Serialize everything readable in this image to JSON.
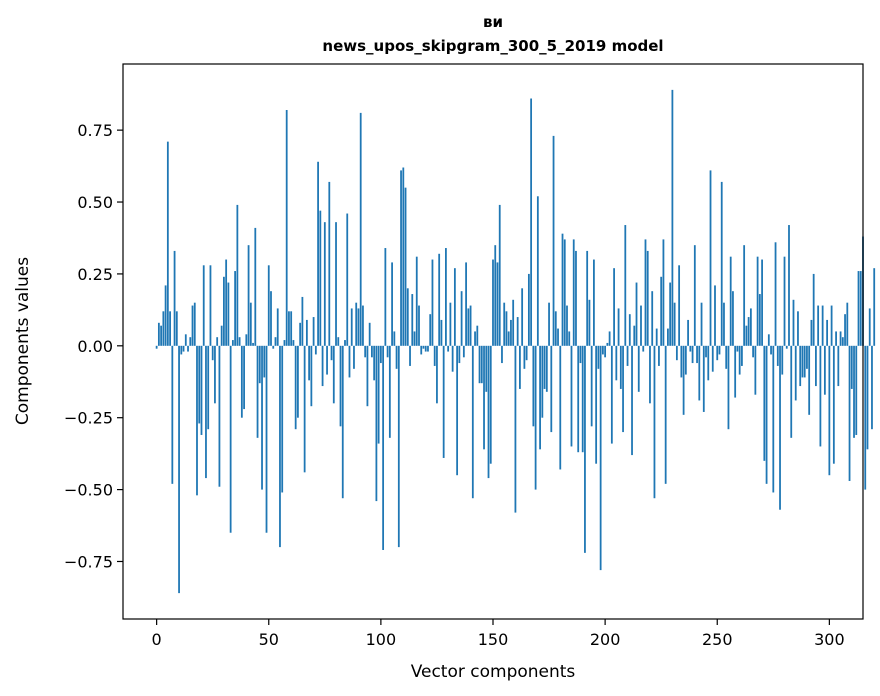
{
  "chart_data": {
    "type": "bar",
    "title_line1": "ви",
    "title_line2": "news_upos_skipgram_300_5_2019 model",
    "xlabel": "Vector components",
    "ylabel": "Components values",
    "xlim": [
      -15,
      315
    ],
    "ylim": [
      -0.95,
      0.98
    ],
    "xticks": [
      0,
      50,
      100,
      150,
      200,
      250,
      300
    ],
    "xtick_labels": [
      "0",
      "50",
      "100",
      "150",
      "200",
      "250",
      "300"
    ],
    "yticks": [
      -0.75,
      -0.5,
      -0.25,
      0.0,
      0.25,
      0.5,
      0.75
    ],
    "ytick_labels": [
      "−0.75",
      "−0.50",
      "−0.25",
      "0.00",
      "0.25",
      "0.50",
      "0.75"
    ],
    "bar_color": "#1f77b4",
    "grid": false,
    "x_start": 0,
    "values": [
      -0.01,
      0.08,
      0.07,
      0.12,
      0.21,
      0.71,
      0.12,
      -0.48,
      0.33,
      0.12,
      -0.86,
      -0.03,
      -0.02,
      0.04,
      -0.02,
      0.03,
      0.14,
      0.15,
      -0.52,
      -0.27,
      -0.31,
      0.28,
      -0.46,
      -0.29,
      0.28,
      -0.05,
      -0.2,
      0.03,
      -0.49,
      0.07,
      0.24,
      0.3,
      0.22,
      -0.65,
      0.02,
      0.26,
      0.49,
      0.03,
      -0.25,
      -0.22,
      0.04,
      0.35,
      0.15,
      0.01,
      0.41,
      -0.32,
      -0.13,
      -0.5,
      -0.11,
      -0.65,
      0.28,
      0.19,
      -0.01,
      0.03,
      0.13,
      -0.7,
      -0.51,
      0.02,
      0.82,
      0.12,
      0.12,
      0.02,
      -0.29,
      -0.25,
      0.08,
      0.17,
      -0.44,
      0.09,
      -0.12,
      -0.21,
      0.1,
      -0.03,
      0.64,
      0.47,
      -0.14,
      0.43,
      -0.1,
      0.57,
      -0.05,
      -0.2,
      0.43,
      0.03,
      -0.28,
      -0.53,
      0.02,
      0.46,
      -0.11,
      0.13,
      -0.08,
      0.15,
      0.13,
      0.81,
      0.14,
      -0.04,
      -0.21,
      0.08,
      -0.04,
      -0.12,
      -0.54,
      -0.34,
      -0.06,
      -0.71,
      0.34,
      -0.04,
      -0.32,
      0.29,
      0.05,
      -0.08,
      -0.7,
      0.61,
      0.62,
      0.55,
      0.2,
      -0.07,
      0.18,
      0.05,
      0.31,
      0.14,
      -0.03,
      -0.01,
      -0.02,
      -0.02,
      0.11,
      0.3,
      -0.07,
      -0.2,
      0.32,
      0.09,
      -0.39,
      0.34,
      -0.02,
      0.15,
      -0.09,
      0.27,
      -0.45,
      -0.06,
      0.19,
      -0.04,
      0.29,
      0.13,
      0.14,
      -0.53,
      0.05,
      0.07,
      -0.13,
      -0.13,
      -0.36,
      -0.16,
      -0.46,
      -0.41,
      0.3,
      0.35,
      0.29,
      0.49,
      -0.06,
      0.15,
      0.12,
      0.05,
      0.09,
      0.16,
      -0.58,
      0.1,
      -0.15,
      0.2,
      -0.08,
      -0.05,
      0.25,
      0.86,
      -0.28,
      -0.5,
      0.52,
      -0.36,
      -0.25,
      -0.15,
      -0.16,
      0.15,
      -0.3,
      0.73,
      0.12,
      0.06,
      -0.43,
      0.39,
      0.37,
      0.14,
      0.05,
      -0.35,
      0.37,
      0.33,
      -0.37,
      -0.06,
      -0.37,
      -0.72,
      0.33,
      0.16,
      -0.28,
      0.3,
      -0.41,
      -0.08,
      -0.78,
      -0.03,
      -0.04,
      0.01,
      0.05,
      -0.34,
      0.27,
      -0.12,
      0.13,
      -0.15,
      -0.3,
      0.42,
      -0.07,
      0.11,
      -0.38,
      0.07,
      0.22,
      -0.16,
      0.14,
      -0.02,
      0.37,
      0.33,
      -0.2,
      0.19,
      -0.53,
      0.06,
      -0.07,
      0.24,
      0.37,
      -0.48,
      0.06,
      0.22,
      0.89,
      0.15,
      -0.05,
      0.28,
      -0.11,
      -0.24,
      -0.1,
      0.09,
      -0.02,
      -0.06,
      0.35,
      -0.06,
      -0.19,
      0.15,
      -0.23,
      -0.04,
      -0.12,
      0.61,
      -0.09,
      0.21,
      -0.05,
      -0.03,
      0.57,
      0.15,
      -0.08,
      -0.29,
      0.31,
      0.19,
      -0.18,
      -0.02,
      -0.1,
      -0.07,
      0.35,
      0.07,
      0.1,
      0.13,
      -0.04,
      -0.17,
      0.31,
      0.18,
      0.3,
      -0.4,
      -0.48,
      0.04,
      -0.03,
      -0.51,
      0.36,
      -0.07,
      -0.57,
      -0.1,
      0.31,
      -0.01,
      0.42,
      -0.32,
      0.16,
      -0.19,
      0.12,
      -0.14,
      -0.11,
      -0.11,
      -0.08,
      -0.24,
      0.09,
      0.25,
      -0.14,
      0.14,
      -0.35,
      0.14,
      -0.17,
      0.09,
      -0.45,
      0.14,
      -0.41,
      0.05,
      -0.14,
      0.05,
      0.03,
      0.11,
      0.15,
      -0.47,
      -0.15,
      -0.32,
      -0.31,
      0.26,
      0.26,
      0.38,
      -0.5,
      -0.36,
      0.13,
      -0.29,
      0.27
    ]
  }
}
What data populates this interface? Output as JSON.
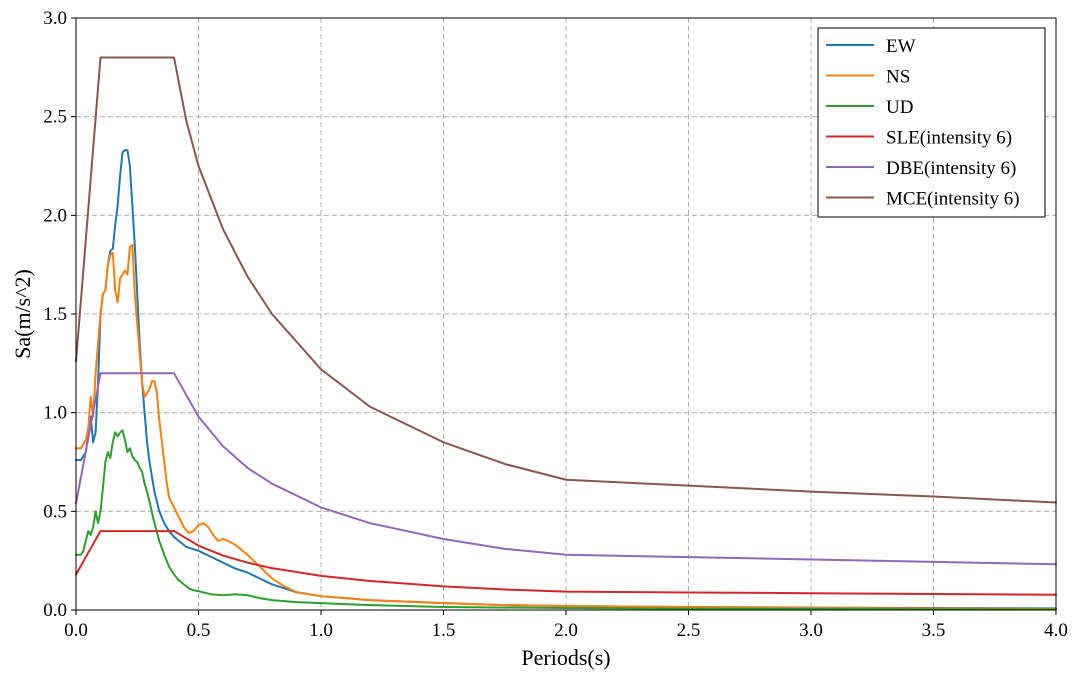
{
  "chart_data": {
    "type": "line",
    "title": "",
    "xlabel": "Periods(s)",
    "ylabel": "Sa(m/s^2)",
    "xlim": [
      0,
      4
    ],
    "ylim": [
      0,
      3
    ],
    "xticks": [
      0.0,
      0.5,
      1.0,
      1.5,
      2.0,
      2.5,
      3.0,
      3.5,
      4.0
    ],
    "xtick_labels": [
      "0.0",
      "0.5",
      "1.0",
      "1.5",
      "2.0",
      "2.5",
      "3.0",
      "3.5",
      "4.0"
    ],
    "yticks": [
      0.0,
      0.5,
      1.0,
      1.5,
      2.0,
      2.5,
      3.0
    ],
    "ytick_labels": [
      "0.0",
      "0.5",
      "1.0",
      "1.5",
      "2.0",
      "2.5",
      "3.0"
    ],
    "grid": true,
    "legend_position": "top-right",
    "series": [
      {
        "name": "EW",
        "color": "#1f77b4",
        "x": [
          0,
          0.02,
          0.04,
          0.06,
          0.07,
          0.08,
          0.09,
          0.1,
          0.11,
          0.12,
          0.13,
          0.14,
          0.15,
          0.16,
          0.17,
          0.18,
          0.19,
          0.2,
          0.21,
          0.22,
          0.23,
          0.24,
          0.25,
          0.26,
          0.27,
          0.28,
          0.29,
          0.3,
          0.32,
          0.34,
          0.36,
          0.38,
          0.4,
          0.45,
          0.5,
          0.55,
          0.6,
          0.65,
          0.7,
          0.75,
          0.8,
          0.85,
          0.9,
          1.0,
          1.1,
          1.2,
          1.3,
          1.5,
          1.75,
          2.0,
          2.5,
          3.0,
          3.5,
          4.0
        ],
        "y": [
          0.76,
          0.76,
          0.8,
          0.98,
          0.85,
          0.9,
          1.15,
          1.5,
          1.6,
          1.62,
          1.75,
          1.82,
          1.83,
          1.95,
          2.05,
          2.2,
          2.32,
          2.33,
          2.33,
          2.25,
          2.05,
          1.85,
          1.6,
          1.35,
          1.15,
          1.0,
          0.85,
          0.75,
          0.6,
          0.5,
          0.44,
          0.4,
          0.37,
          0.32,
          0.3,
          0.27,
          0.24,
          0.21,
          0.19,
          0.16,
          0.13,
          0.11,
          0.09,
          0.07,
          0.06,
          0.05,
          0.045,
          0.035,
          0.025,
          0.02,
          0.015,
          0.012,
          0.01,
          0.008
        ]
      },
      {
        "name": "NS",
        "color": "#ff7f0e",
        "x": [
          0,
          0.02,
          0.04,
          0.05,
          0.06,
          0.07,
          0.08,
          0.09,
          0.1,
          0.11,
          0.12,
          0.13,
          0.14,
          0.15,
          0.16,
          0.17,
          0.18,
          0.19,
          0.2,
          0.21,
          0.22,
          0.23,
          0.24,
          0.25,
          0.26,
          0.27,
          0.28,
          0.29,
          0.3,
          0.31,
          0.32,
          0.33,
          0.34,
          0.35,
          0.36,
          0.37,
          0.38,
          0.4,
          0.42,
          0.44,
          0.46,
          0.48,
          0.5,
          0.52,
          0.54,
          0.56,
          0.58,
          0.6,
          0.62,
          0.65,
          0.68,
          0.7,
          0.75,
          0.8,
          0.85,
          0.9,
          1.0,
          1.1,
          1.2,
          1.3,
          1.5,
          1.75,
          2.0,
          2.5,
          3.0,
          3.5,
          4.0
        ],
        "y": [
          0.82,
          0.82,
          0.86,
          0.92,
          1.08,
          0.98,
          1.2,
          1.35,
          1.5,
          1.6,
          1.62,
          1.75,
          1.8,
          1.81,
          1.62,
          1.56,
          1.68,
          1.7,
          1.72,
          1.7,
          1.84,
          1.85,
          1.6,
          1.45,
          1.3,
          1.15,
          1.08,
          1.1,
          1.12,
          1.16,
          1.16,
          1.1,
          0.96,
          0.86,
          0.75,
          0.65,
          0.57,
          0.52,
          0.47,
          0.42,
          0.39,
          0.4,
          0.43,
          0.44,
          0.42,
          0.38,
          0.35,
          0.36,
          0.35,
          0.33,
          0.3,
          0.28,
          0.22,
          0.16,
          0.12,
          0.09,
          0.07,
          0.06,
          0.05,
          0.045,
          0.035,
          0.025,
          0.02,
          0.015,
          0.01,
          0.008,
          0.006
        ]
      },
      {
        "name": "UD",
        "color": "#2ca02c",
        "x": [
          0,
          0.02,
          0.03,
          0.04,
          0.05,
          0.06,
          0.07,
          0.08,
          0.09,
          0.1,
          0.11,
          0.12,
          0.13,
          0.14,
          0.15,
          0.16,
          0.17,
          0.18,
          0.19,
          0.2,
          0.21,
          0.22,
          0.23,
          0.24,
          0.25,
          0.26,
          0.27,
          0.28,
          0.29,
          0.3,
          0.32,
          0.34,
          0.36,
          0.38,
          0.4,
          0.42,
          0.44,
          0.46,
          0.48,
          0.5,
          0.55,
          0.6,
          0.65,
          0.7,
          0.75,
          0.8,
          0.9,
          1.0,
          1.2,
          1.5,
          2.0,
          2.5,
          3.0,
          3.5,
          4.0
        ],
        "y": [
          0.28,
          0.28,
          0.3,
          0.35,
          0.4,
          0.38,
          0.42,
          0.5,
          0.44,
          0.5,
          0.62,
          0.75,
          0.8,
          0.77,
          0.85,
          0.9,
          0.88,
          0.9,
          0.91,
          0.86,
          0.8,
          0.82,
          0.78,
          0.76,
          0.75,
          0.72,
          0.7,
          0.64,
          0.6,
          0.55,
          0.44,
          0.35,
          0.28,
          0.22,
          0.18,
          0.15,
          0.13,
          0.11,
          0.1,
          0.095,
          0.08,
          0.075,
          0.08,
          0.075,
          0.06,
          0.05,
          0.04,
          0.035,
          0.025,
          0.015,
          0.01,
          0.007,
          0.005,
          0.004,
          0.003
        ]
      },
      {
        "name": "SLE(intensity 6)",
        "color": "#d62728",
        "x": [
          0,
          0.1,
          0.4,
          0.5,
          0.6,
          0.7,
          0.8,
          1.0,
          1.2,
          1.5,
          1.75,
          2.0,
          2.5,
          3.0,
          3.5,
          4.0
        ],
        "y": [
          0.18,
          0.4,
          0.4,
          0.326,
          0.276,
          0.24,
          0.212,
          0.173,
          0.147,
          0.12,
          0.104,
          0.093,
          0.089,
          0.085,
          0.081,
          0.077
        ]
      },
      {
        "name": "DBE(intensity 6)",
        "color": "#9467bd",
        "x": [
          0,
          0.1,
          0.4,
          0.5,
          0.6,
          0.7,
          0.8,
          1.0,
          1.2,
          1.5,
          1.75,
          2.0,
          2.5,
          3.0,
          3.5,
          4.0
        ],
        "y": [
          0.54,
          1.2,
          1.2,
          0.98,
          0.83,
          0.72,
          0.64,
          0.52,
          0.44,
          0.36,
          0.31,
          0.28,
          0.268,
          0.256,
          0.244,
          0.232
        ]
      },
      {
        "name": "MCE(intensity 6)",
        "color": "#8c564b",
        "x": [
          0,
          0.1,
          0.4,
          0.45,
          0.5,
          0.6,
          0.7,
          0.8,
          1.0,
          1.2,
          1.5,
          1.75,
          2.0,
          2.5,
          3.0,
          3.5,
          4.0
        ],
        "y": [
          1.26,
          2.8,
          2.8,
          2.48,
          2.25,
          1.93,
          1.69,
          1.5,
          1.22,
          1.03,
          0.85,
          0.74,
          0.66,
          0.63,
          0.6,
          0.575,
          0.545
        ]
      }
    ]
  }
}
== == ==
Within the listing above, find every line containing the string "this" and return it.

ANSWER TO THE EXERCISE.
Serialize everything readable in this image to JSON.
What data populates this interface? Output as JSON.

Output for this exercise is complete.